------ Selected passage

Three leading medical specialists have found former president Jacob Zuma fit for trial, writes MedicalBrief. Their finding will fuel the controversy around Zuma’s earlier release from a 15-month jail sentence, contradicting the recommendation of a Correctional Services medical parole advisory board.

After being given access to Zuma’s medical records, the three state-appointed specialists — cardiologist Professor Andew Sarkin, assisted by the heads of gastric surgery and nephrology at Pretoria’s Steve Biko Academic Hospital and the University of Pretoria,  Professor Martin Brand and Dr Albert Muranda — deemed him fit to stand trial, according to an affidavit led by Advocate Billy Downer in the Pietermaritzburg High Court this week. Downer leads the prosecution team in the arms deal trial in which Zuma and French arms company Thales face numerous corruption and fraud charges.

------------
------ Supplied entries

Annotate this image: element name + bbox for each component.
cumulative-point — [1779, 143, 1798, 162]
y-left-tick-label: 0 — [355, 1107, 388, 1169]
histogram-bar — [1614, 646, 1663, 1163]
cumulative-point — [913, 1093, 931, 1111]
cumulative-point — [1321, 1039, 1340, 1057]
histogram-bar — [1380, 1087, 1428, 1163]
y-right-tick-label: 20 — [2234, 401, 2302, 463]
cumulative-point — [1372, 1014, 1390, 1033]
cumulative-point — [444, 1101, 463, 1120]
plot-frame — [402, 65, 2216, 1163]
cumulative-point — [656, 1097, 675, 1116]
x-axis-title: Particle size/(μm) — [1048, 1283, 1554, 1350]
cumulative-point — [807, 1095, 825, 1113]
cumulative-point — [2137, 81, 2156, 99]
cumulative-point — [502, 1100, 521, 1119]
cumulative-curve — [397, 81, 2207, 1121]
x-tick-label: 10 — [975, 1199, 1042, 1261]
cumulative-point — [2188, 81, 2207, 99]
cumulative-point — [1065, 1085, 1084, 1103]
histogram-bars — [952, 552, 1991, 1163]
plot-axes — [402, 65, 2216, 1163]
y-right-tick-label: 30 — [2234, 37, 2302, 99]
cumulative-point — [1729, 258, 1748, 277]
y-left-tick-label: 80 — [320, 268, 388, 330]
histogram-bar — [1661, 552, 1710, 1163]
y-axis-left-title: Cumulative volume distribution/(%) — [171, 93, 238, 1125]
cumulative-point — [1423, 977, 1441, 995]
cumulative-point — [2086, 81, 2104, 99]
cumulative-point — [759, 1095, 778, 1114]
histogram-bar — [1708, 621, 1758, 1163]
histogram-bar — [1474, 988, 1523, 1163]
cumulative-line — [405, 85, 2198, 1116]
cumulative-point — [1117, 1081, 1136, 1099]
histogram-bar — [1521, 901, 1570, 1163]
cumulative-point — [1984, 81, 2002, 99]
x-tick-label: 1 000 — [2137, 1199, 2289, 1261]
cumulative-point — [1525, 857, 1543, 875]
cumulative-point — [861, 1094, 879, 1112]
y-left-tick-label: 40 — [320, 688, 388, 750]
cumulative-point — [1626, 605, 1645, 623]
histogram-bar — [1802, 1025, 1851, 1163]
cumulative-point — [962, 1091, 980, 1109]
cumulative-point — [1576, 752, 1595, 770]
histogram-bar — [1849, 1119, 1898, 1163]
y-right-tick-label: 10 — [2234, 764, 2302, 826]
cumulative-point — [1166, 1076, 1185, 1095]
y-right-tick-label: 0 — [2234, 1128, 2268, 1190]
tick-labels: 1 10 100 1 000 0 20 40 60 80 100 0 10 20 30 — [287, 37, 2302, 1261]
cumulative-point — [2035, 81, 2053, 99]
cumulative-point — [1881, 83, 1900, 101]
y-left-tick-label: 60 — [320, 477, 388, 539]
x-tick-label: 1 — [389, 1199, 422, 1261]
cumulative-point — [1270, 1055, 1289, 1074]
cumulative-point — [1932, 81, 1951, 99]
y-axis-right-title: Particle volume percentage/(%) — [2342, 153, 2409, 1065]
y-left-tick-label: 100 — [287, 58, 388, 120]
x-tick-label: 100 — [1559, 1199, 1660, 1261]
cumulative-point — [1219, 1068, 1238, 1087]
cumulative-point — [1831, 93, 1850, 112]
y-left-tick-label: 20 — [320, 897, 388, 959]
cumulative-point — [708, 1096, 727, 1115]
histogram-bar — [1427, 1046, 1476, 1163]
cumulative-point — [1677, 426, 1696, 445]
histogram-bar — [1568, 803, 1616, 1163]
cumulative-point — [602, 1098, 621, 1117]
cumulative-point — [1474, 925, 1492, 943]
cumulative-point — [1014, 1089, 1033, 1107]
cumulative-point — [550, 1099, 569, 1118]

------------

Exercise »
Repeat word for word the part of the report on Zuma's fitness for trial that starts at "Three leading medical" and ends with "parole advisory board.".

Response box »
Three leading medical specialists have found former president Jacob Zuma fit for trial, writes MedicalBrief. Their finding will fuel the controversy around Zuma’s earlier release from a 15-month jail sentence, contradicting the recommendation of a Correctional Services medical parole advisory board.